• JOB
Quote every entry word for word.

• LISTED RECORDS
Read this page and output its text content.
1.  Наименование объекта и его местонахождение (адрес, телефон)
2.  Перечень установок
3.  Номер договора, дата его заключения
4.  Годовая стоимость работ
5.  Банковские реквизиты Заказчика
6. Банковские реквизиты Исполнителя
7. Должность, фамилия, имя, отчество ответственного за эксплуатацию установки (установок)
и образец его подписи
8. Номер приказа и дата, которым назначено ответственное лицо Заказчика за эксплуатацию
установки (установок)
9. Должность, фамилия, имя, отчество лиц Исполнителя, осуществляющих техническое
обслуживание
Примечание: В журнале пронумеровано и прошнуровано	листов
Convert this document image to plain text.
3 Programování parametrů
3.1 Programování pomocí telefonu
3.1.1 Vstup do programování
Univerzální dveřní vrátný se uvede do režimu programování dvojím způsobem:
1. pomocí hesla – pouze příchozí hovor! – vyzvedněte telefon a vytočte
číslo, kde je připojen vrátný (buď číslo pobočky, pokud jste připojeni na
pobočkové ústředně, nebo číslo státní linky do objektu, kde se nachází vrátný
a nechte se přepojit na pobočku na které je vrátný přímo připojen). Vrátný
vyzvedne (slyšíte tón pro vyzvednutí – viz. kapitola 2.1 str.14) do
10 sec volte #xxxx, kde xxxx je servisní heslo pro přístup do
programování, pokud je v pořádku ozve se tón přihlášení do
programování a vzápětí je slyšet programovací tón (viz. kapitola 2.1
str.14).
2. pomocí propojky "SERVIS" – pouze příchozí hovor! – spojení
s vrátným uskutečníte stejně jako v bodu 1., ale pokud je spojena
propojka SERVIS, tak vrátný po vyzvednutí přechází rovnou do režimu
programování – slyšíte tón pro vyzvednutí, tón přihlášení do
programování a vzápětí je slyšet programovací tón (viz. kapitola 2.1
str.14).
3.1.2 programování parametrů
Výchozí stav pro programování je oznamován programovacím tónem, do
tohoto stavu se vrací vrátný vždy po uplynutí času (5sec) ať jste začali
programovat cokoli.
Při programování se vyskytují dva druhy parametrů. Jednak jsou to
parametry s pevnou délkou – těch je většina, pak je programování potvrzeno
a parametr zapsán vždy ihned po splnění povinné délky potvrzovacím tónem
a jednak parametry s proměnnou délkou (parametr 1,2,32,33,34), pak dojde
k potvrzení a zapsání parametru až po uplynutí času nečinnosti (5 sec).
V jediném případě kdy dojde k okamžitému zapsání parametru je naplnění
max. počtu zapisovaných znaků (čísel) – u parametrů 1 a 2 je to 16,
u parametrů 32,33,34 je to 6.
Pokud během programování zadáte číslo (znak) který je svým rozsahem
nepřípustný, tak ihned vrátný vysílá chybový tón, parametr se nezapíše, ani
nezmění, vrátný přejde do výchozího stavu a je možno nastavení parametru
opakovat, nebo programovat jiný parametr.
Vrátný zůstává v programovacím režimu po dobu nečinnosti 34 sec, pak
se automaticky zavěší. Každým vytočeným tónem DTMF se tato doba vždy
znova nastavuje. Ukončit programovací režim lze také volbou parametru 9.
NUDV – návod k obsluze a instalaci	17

• SOLUTION TO THIS EXERCISE
Read this page and output its text content.
1.  Наименование объекта и его местонахождение (адрес, телефон)
2.  Перечень установок
3.  Номер договора, дата его заключения
4.  Годовая стоимость работ
5.  Банковские реквизиты Заказчика
6. Банковские реквизиты Исполнителя
7. Должность, фамилия, имя, отчество ответственного за эксплуатацию установки (установок)
и образец его подписи
8. Номер приказа и дата, которым назначено ответственное лицо Заказчика за эксплуатацию
установки (установок)
9. Должность, фамилия, имя, отчество лиц Исполнителя, осуществляющих техническое
обслуживание
Примечание: В журнале пронумеровано и прошнуровано	листов
Convert this document image to plain text.
3 Programování parametrů
3.1 Programování pomocí telefonu
3.1.1 Vstup do programování
Univerzální dveřní vrátný se uvede do režimu programování dvojím způsobem:
1. pomocí hesla – pouze příchozí hovor! – vyzvedněte telefon a vytočte
číslo, kde je připojen vrátný (buď číslo pobočky, pokud jste připojeni na
pobočkové ústředně, nebo číslo státní linky do objektu, kde se nachází vrátný
a nechte se přepojit na pobočku na které je vrátný přímo připojen). Vrátný
vyzvedne (slyšíte tón pro vyzvednutí – viz. kapitola 2.1 str.14) do
10 sec volte #xxxx, kde xxxx je servisní heslo pro přístup do
programování, pokud je v pořádku ozve se tón přihlášení do
programování a vzápětí je slyšet programovací tón (viz. kapitola 2.1
str.14).
2. pomocí propojky "SERVIS" – pouze příchozí hovor! – spojení
s vrátným uskutečníte stejně jako v bodu 1., ale pokud je spojena
propojka SERVIS, tak vrátný po vyzvednutí přechází rovnou do režimu
programování – slyšíte tón pro vyzvednutí, tón přihlášení do
programování a vzápětí je slyšet programovací tón (viz. kapitola 2.1
str.14).
3.1.2 programování parametrů
Výchozí stav pro programování je oznamován programovacím tónem, do
tohoto stavu se vrací vrátný vždy po uplynutí času (5sec) ať jste začali
programovat cokoli.
Při programování se vyskytují dva druhy parametrů. Jednak jsou to
parametry s pevnou délkou – těch je většina, pak je programování potvrzeno
a parametr zapsán vždy ihned po splnění povinné délky potvrzovacím tónem
a jednak parametry s proměnnou délkou (parametr 1,2,32,33,34), pak dojde
k potvrzení a zapsání parametru až po uplynutí času nečinnosti (5 sec).
V jediném případě kdy dojde k okamžitému zapsání parametru je naplnění
max. počtu zapisovaných znaků (čísel) – u parametrů 1 a 2 je to 16,
u parametrů 32,33,34 je to 6.
Pokud během programování zadáte číslo (znak) který je svým rozsahem
nepřípustný, tak ihned vrátný vysílá chybový tón, parametr se nezapíše, ani
nezmění, vrátný přejde do výchozího stavu a je možno nastavení parametru
opakovat, nebo programovat jiný parametr.
Vrátný zůstává v programovacím režimu po dobu nečinnosti 34 sec, pak
se automaticky zavěší. Každým vytočeným tónem DTMF se tato doba vždy
znova nastavuje. Ukončit programovací režim lze také volbou parametru 9.
NUDV – návod k obsluze a instalaci	17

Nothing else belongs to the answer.